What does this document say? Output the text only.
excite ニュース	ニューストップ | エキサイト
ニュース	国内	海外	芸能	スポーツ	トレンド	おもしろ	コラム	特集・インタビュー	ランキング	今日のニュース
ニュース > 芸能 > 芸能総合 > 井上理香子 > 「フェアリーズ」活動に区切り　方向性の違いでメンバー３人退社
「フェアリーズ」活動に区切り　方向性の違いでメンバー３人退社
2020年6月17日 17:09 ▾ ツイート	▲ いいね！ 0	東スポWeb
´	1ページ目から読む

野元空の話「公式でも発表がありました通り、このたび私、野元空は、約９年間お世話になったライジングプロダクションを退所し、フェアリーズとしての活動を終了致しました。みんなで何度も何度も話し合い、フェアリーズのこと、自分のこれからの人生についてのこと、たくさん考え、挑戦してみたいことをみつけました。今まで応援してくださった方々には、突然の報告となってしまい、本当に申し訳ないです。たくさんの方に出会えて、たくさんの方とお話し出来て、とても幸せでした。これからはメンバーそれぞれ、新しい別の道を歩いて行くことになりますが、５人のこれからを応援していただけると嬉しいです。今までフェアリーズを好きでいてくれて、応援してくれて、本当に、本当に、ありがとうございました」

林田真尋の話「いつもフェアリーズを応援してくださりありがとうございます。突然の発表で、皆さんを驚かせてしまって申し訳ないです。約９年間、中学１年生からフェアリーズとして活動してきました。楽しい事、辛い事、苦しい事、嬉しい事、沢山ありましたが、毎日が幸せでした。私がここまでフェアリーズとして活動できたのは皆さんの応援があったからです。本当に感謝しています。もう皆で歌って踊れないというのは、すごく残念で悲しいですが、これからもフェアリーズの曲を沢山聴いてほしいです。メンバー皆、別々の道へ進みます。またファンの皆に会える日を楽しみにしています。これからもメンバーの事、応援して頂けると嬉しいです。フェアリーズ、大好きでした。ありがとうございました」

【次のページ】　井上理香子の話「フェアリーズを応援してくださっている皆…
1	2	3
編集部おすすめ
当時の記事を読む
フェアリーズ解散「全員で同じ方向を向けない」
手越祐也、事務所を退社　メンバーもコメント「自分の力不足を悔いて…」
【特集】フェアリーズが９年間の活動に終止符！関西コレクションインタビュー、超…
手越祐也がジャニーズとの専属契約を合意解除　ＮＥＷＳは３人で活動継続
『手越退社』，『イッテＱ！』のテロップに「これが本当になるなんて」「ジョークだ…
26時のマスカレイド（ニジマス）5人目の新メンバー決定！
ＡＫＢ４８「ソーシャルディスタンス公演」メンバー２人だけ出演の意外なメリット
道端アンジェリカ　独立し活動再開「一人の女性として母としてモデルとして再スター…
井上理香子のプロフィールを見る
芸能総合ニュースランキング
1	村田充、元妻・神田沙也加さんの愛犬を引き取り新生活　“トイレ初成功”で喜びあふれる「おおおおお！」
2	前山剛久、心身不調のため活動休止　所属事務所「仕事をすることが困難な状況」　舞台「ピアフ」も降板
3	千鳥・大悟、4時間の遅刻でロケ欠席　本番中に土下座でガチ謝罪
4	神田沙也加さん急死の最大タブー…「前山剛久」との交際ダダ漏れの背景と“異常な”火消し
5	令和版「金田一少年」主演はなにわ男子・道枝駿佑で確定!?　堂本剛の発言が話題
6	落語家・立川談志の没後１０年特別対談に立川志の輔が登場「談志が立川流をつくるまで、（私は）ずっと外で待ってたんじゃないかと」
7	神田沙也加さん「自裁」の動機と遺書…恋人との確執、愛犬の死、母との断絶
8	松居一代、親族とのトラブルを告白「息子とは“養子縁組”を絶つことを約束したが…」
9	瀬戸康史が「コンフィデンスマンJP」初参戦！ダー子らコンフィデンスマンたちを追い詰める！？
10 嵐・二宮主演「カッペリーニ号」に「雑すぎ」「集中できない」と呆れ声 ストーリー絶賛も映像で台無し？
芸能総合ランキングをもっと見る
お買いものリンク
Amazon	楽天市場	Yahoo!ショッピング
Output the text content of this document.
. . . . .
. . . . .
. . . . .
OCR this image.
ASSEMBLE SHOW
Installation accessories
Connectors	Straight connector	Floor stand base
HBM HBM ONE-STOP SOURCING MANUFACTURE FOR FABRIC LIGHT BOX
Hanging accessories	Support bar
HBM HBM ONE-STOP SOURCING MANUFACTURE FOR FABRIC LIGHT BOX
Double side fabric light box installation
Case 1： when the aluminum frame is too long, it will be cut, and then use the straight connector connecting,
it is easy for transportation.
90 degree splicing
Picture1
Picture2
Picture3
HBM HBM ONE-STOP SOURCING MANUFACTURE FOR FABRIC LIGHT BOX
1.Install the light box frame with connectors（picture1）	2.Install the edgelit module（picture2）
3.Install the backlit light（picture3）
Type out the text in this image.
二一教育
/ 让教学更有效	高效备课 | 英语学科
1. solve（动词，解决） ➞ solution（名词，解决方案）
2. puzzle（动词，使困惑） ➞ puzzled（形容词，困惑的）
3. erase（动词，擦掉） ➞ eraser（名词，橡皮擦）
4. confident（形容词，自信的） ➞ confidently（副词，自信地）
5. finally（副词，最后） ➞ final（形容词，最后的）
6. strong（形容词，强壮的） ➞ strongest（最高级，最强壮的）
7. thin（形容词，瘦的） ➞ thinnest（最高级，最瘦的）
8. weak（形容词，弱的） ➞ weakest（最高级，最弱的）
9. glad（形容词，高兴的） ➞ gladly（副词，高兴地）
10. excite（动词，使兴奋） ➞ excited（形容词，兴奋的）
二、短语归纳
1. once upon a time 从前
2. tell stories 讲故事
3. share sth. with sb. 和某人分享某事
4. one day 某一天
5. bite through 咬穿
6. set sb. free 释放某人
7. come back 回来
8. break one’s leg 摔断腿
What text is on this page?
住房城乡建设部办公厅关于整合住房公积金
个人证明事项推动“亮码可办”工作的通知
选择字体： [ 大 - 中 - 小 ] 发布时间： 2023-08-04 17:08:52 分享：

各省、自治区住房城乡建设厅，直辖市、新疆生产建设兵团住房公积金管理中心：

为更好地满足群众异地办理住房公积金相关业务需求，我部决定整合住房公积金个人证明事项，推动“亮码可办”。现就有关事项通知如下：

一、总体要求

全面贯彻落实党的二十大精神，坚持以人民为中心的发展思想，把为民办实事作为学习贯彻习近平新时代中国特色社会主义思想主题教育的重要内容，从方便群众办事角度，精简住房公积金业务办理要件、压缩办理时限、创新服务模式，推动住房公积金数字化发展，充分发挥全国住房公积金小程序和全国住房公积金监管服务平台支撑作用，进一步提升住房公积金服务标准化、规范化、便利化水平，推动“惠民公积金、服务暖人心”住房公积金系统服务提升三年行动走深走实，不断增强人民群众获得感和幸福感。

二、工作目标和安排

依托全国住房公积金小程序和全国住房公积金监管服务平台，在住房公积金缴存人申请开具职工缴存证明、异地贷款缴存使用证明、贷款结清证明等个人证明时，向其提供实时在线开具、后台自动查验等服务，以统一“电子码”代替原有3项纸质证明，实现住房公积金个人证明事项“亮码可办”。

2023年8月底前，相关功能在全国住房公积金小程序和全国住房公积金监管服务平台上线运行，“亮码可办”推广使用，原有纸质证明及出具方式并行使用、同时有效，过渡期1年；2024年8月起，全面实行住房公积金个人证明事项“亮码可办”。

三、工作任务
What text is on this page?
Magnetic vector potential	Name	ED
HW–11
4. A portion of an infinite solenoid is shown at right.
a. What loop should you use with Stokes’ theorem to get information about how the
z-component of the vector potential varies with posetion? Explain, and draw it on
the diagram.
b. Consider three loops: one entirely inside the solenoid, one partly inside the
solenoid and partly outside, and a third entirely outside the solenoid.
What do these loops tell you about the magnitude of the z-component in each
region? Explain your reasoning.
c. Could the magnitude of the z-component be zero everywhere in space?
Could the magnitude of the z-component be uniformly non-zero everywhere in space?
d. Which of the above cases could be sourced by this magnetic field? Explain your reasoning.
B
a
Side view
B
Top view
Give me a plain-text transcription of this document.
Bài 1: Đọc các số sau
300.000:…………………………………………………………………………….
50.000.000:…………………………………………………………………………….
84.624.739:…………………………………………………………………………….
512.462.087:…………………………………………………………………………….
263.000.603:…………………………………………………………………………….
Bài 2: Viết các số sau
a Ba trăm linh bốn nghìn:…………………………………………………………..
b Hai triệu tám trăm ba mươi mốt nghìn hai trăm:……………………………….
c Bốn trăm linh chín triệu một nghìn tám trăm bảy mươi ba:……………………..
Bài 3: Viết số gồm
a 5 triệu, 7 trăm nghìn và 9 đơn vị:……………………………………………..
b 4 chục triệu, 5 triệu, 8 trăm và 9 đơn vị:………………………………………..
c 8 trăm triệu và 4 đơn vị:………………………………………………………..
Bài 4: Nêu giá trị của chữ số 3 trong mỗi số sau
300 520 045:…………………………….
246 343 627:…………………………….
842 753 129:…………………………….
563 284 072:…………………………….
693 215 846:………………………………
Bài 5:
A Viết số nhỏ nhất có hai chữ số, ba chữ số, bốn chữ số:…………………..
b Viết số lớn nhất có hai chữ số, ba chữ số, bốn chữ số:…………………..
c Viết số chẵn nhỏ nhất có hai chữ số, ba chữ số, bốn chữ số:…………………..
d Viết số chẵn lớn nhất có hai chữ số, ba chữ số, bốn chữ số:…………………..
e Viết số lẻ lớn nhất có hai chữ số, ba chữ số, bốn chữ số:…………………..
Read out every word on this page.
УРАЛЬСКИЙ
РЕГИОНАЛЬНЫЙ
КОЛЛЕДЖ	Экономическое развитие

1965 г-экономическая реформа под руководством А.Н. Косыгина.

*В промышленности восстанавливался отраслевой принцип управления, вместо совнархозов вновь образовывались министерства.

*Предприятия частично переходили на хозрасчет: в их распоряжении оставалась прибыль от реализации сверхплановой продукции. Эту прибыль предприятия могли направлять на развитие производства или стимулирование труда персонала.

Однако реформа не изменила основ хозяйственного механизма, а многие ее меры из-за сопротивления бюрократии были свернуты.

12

####

• _Task instructions_: Identify and copy all lines with the word "magnitude".

• _Result of the exercise_:
What do these loops tell you about the magnitude of the z-component in each
c. Could the magnitude of the z-component be zero everywhere in space?
Could the magnitude of the z-component be uniformly non-zero everywhere in space?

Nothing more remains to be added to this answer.